— Directions for this task —
Collect each line of the entries that holds the string "mant".

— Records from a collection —
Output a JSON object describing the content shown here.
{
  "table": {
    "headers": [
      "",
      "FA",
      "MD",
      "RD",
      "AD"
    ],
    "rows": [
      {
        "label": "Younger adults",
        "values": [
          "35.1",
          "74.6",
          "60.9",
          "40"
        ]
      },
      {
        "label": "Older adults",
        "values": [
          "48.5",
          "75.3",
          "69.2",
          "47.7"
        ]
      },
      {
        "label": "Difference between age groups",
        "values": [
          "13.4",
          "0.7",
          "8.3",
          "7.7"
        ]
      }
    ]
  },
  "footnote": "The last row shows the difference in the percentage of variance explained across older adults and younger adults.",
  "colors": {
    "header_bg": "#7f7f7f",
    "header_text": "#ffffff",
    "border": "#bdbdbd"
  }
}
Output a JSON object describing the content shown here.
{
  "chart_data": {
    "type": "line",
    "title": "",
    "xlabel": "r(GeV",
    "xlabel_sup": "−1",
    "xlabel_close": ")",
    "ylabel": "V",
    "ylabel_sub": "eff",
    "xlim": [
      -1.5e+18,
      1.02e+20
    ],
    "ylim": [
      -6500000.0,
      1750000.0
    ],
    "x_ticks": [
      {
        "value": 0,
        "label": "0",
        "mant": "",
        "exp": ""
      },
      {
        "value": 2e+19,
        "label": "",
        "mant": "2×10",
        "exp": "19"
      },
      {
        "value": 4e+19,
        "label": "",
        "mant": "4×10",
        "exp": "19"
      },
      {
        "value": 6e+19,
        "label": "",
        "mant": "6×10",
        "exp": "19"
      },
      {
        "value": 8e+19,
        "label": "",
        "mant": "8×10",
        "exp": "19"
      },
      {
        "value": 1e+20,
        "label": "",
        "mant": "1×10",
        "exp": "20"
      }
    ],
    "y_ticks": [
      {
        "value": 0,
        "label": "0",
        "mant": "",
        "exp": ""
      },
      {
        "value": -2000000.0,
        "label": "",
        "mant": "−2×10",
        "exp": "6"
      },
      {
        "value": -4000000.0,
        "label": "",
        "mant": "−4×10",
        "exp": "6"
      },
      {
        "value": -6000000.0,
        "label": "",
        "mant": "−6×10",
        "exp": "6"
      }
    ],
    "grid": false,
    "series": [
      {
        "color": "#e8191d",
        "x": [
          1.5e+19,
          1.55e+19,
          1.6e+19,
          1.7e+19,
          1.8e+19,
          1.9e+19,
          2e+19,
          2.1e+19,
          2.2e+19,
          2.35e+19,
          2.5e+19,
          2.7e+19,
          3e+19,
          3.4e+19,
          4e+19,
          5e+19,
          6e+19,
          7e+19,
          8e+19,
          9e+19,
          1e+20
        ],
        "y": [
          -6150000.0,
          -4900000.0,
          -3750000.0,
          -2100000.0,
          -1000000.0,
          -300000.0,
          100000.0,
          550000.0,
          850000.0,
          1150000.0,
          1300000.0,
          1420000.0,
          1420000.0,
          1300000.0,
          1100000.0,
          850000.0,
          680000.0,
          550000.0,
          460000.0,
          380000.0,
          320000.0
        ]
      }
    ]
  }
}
--
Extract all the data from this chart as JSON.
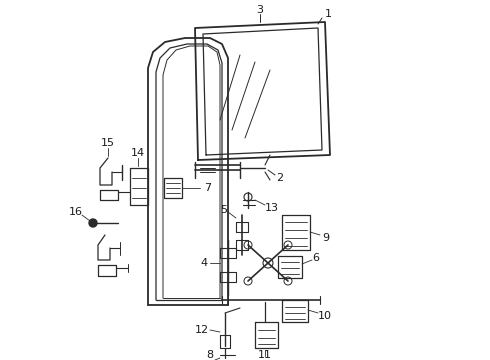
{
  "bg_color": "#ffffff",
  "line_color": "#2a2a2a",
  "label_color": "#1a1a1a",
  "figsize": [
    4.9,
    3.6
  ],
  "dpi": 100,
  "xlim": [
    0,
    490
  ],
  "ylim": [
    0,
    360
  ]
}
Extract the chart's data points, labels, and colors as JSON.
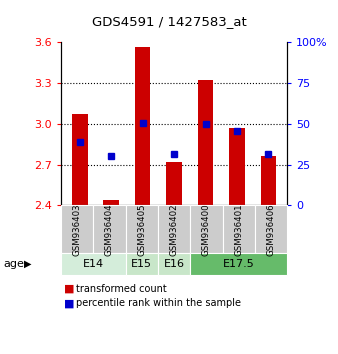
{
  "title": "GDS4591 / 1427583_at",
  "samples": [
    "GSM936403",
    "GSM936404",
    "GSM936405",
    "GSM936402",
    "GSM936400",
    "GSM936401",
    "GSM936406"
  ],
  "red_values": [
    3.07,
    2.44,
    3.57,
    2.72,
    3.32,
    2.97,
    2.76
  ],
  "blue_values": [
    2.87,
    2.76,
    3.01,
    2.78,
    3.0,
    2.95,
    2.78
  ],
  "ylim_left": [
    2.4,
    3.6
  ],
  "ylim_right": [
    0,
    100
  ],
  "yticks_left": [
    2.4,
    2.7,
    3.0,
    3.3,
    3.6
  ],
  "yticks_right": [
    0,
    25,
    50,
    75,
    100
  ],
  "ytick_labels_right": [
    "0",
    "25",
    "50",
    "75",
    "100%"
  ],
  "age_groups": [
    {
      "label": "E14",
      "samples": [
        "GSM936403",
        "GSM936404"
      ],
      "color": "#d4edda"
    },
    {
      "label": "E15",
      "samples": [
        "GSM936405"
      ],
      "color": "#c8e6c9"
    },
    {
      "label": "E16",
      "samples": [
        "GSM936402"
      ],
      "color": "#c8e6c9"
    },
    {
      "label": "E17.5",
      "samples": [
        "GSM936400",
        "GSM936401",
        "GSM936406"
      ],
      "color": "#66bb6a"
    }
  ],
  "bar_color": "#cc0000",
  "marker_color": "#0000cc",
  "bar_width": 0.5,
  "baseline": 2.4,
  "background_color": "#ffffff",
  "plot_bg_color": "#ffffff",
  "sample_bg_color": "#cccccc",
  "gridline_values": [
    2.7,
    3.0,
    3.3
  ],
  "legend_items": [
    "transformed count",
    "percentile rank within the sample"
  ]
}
---
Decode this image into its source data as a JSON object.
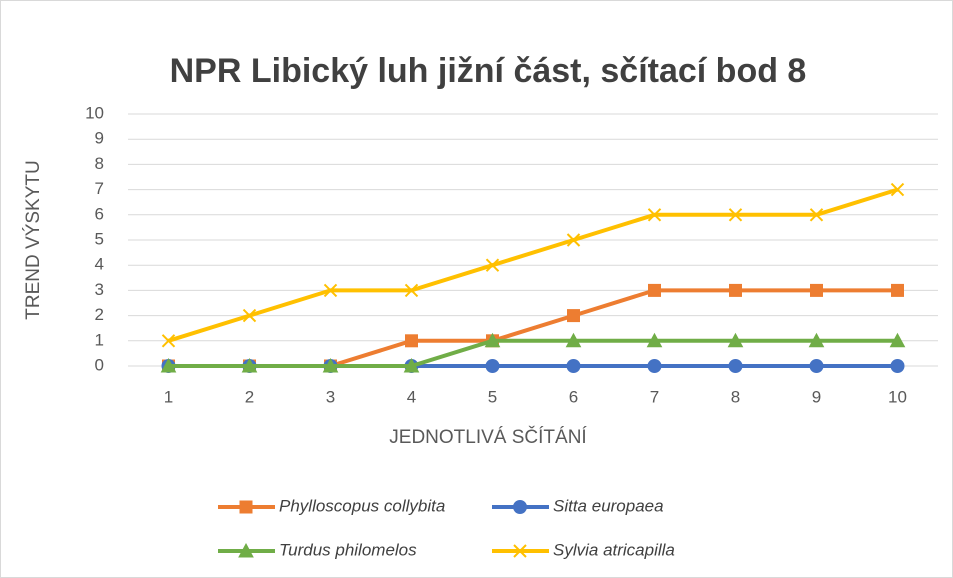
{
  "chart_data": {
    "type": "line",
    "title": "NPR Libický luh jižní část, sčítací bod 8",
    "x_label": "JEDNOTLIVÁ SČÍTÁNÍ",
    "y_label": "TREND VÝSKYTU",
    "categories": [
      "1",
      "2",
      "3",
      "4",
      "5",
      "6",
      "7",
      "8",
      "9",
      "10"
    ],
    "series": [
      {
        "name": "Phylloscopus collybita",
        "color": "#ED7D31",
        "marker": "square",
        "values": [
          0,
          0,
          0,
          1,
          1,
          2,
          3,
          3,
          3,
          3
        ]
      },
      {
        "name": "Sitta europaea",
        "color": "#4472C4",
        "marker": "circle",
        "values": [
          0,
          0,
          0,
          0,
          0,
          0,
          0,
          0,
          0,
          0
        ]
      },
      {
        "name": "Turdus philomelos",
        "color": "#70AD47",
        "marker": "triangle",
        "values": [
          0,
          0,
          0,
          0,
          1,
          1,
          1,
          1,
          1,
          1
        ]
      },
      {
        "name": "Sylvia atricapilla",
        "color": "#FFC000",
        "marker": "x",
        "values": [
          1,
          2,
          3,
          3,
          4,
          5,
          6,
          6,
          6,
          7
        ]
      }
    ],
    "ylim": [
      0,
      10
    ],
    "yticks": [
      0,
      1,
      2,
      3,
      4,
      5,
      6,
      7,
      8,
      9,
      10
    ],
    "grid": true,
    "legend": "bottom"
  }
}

— Task solution —
        "mant": "",
        "mant": "2×10",
        "mant": "4×10",
        "mant": "6×10",
        "mant": "8×10",
        "mant": "1×10",
        "mant": "",
        "mant": "−2×10",
        "mant": "−4×10",
        "mant": "−6×10",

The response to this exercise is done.